▶ _Exercise description_
Restate each of the lines given below, word for word.

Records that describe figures
============================================================

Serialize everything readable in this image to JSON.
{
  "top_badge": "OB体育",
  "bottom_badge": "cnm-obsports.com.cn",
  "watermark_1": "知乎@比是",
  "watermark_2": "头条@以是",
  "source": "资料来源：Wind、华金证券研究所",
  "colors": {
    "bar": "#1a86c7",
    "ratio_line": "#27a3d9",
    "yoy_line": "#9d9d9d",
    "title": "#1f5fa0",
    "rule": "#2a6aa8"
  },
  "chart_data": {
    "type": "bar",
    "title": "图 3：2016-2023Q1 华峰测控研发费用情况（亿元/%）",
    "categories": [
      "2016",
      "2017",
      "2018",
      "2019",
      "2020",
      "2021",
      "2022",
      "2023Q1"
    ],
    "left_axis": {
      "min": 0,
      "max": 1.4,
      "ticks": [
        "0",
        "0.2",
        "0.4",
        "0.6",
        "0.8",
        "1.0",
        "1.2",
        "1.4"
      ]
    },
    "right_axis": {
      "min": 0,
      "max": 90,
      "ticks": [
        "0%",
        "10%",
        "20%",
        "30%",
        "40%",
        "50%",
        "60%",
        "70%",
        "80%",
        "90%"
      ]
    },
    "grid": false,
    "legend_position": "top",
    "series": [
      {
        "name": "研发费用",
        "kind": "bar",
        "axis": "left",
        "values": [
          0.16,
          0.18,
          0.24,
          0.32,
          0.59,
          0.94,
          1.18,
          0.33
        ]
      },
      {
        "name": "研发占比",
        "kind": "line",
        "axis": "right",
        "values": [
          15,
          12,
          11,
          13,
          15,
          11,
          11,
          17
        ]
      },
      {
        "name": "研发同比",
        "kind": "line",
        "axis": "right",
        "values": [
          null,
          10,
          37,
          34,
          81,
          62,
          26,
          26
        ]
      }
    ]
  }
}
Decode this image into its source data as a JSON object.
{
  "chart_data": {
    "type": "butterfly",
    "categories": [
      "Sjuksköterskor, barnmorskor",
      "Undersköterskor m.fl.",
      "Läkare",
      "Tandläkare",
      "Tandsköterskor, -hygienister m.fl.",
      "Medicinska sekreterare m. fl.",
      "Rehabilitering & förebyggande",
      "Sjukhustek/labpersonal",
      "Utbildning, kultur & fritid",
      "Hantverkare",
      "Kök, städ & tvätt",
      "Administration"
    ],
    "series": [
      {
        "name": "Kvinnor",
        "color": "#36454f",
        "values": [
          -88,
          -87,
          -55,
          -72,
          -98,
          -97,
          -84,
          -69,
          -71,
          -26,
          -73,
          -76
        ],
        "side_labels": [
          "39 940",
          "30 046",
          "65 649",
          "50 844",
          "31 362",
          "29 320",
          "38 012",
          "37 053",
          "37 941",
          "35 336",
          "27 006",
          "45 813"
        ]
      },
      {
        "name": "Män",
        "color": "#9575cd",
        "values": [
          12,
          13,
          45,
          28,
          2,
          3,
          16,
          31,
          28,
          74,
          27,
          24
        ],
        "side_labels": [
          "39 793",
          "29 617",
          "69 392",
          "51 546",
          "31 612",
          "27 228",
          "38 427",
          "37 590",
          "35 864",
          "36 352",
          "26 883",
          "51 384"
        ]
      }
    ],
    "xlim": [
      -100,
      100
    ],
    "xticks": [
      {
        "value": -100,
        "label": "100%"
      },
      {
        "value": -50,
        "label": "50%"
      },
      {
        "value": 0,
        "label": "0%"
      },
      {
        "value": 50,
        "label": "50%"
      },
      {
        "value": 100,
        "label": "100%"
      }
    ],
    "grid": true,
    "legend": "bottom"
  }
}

============================================================

▶ _Written response_
Serialize everything readable in this image to JSON.
{
  "top_badge": "OB体育",
  "bottom_badge": "cnm-obsports.com.cn",
  "watermark_1": "知乎@比是",
  "watermark_2": "头条@以是",
  "source": "资料来源：Wind、华金证券研究所",
  "colors": {
    "bar": "#1a86c7",
    "ratio_line": "#27a3d9",
    "yoy_line": "#9d9d9d",
    "title": "#1f5fa0",
    "rule": "#2a6aa8"
  },
  "chart_data": {
    "type": "bar",
    "title": "图 3：2016-2023Q1 华峰测控研发费用情况（亿元/%）",
    "categories": [
      "2016",
      "2017",
      "2018",
      "2019",
      "2020",
      "2021",
      "2022",
      "2023Q1"
    ],
    "left_axis": {
      "min": 0,
      "max": 1.4,
      "ticks": [
        "0",
        "0.2",
        "0.4",
        "0.6",
        "0.8",
        "1.0",
        "1.2",
        "1.4"
      ]
    },
    "right_axis": {
      "min": 0,
      "max": 90,
      "ticks": [
        "0%",
        "10%",
        "20%",
        "30%",
        "40%",
        "50%",
        "60%",
        "70%",
        "80%",
        "90%"
      ]
    },
    "grid": false,
    "legend_position": "top",
    "series": [
      {
        "name": "研发费用",
        "kind": "bar",
        "axis": "left",
        "values": [
          0.16,
          0.18,
          0.24,
          0.32,
          0.59,
          0.94,
          1.18,
          0.33
        ]
      },
      {
        "name": "研发占比",
        "kind": "line",
        "axis": "right",
        "values": [
          15,
          12,
          11,
          13,
          15,
          11,
          11,
          17
        ]
      },
      {
        "name": "研发同比",
        "kind": "line",
        "axis": "right",
        "values": [
          null,
          10,
          37,
          34,
          81,
          62,
          26,
          26
        ]
      }
    ]
  }
}
Decode this image into its source data as a JSON object.
{
  "chart_data": {
    "type": "butterfly",
    "categories": [
      "Sjuksköterskor, barnmorskor",
      "Undersköterskor m.fl.",
      "Läkare",
      "Tandläkare",
      "Tandsköterskor, -hygienister m.fl.",
      "Medicinska sekreterare m. fl.",
      "Rehabilitering & förebyggande",
      "Sjukhustek/labpersonal",
      "Utbildning, kultur & fritid",
      "Hantverkare",
      "Kök, städ & tvätt",
      "Administration"
    ],
    "series": [
      {
        "name": "Kvinnor",
        "color": "#36454f",
        "values": [
          -88,
          -87,
          -55,
          -72,
          -98,
          -97,
          -84,
          -69,
          -71,
          -26,
          -73,
          -76
        ],
        "side_labels": [
          "39 940",
          "30 046",
          "65 649",
          "50 844",
          "31 362",
          "29 320",
          "38 012",
          "37 053",
          "37 941",
          "35 336",
          "27 006",
          "45 813"
        ]
      },
      {
        "name": "Män",
        "color": "#9575cd",
        "values": [
          12,
          13,
          45,
          28,
          2,
          3,
          16,
          31,
          28,
          74,
          27,
          24
        ],
        "side_labels": [
          "39 793",
          "29 617",
          "69 392",
          "51 546",
          "31 612",
          "27 228",
          "38 427",
          "37 590",
          "35 864",
          "36 352",
          "26 883",
          "51 384"
        ]
      }
    ],
    "xlim": [
      -100,
      100
    ],
    "xticks": [
      {
        "value": -100,
        "label": "100%"
      },
      {
        "value": -50,
        "label": "50%"
      },
      {
        "value": 0,
        "label": "0%"
      },
      {
        "value": 50,
        "label": "50%"
      },
      {
        "value": 100,
        "label": "100%"
      }
    ],
    "grid": true,
    "legend": "bottom"
  }
}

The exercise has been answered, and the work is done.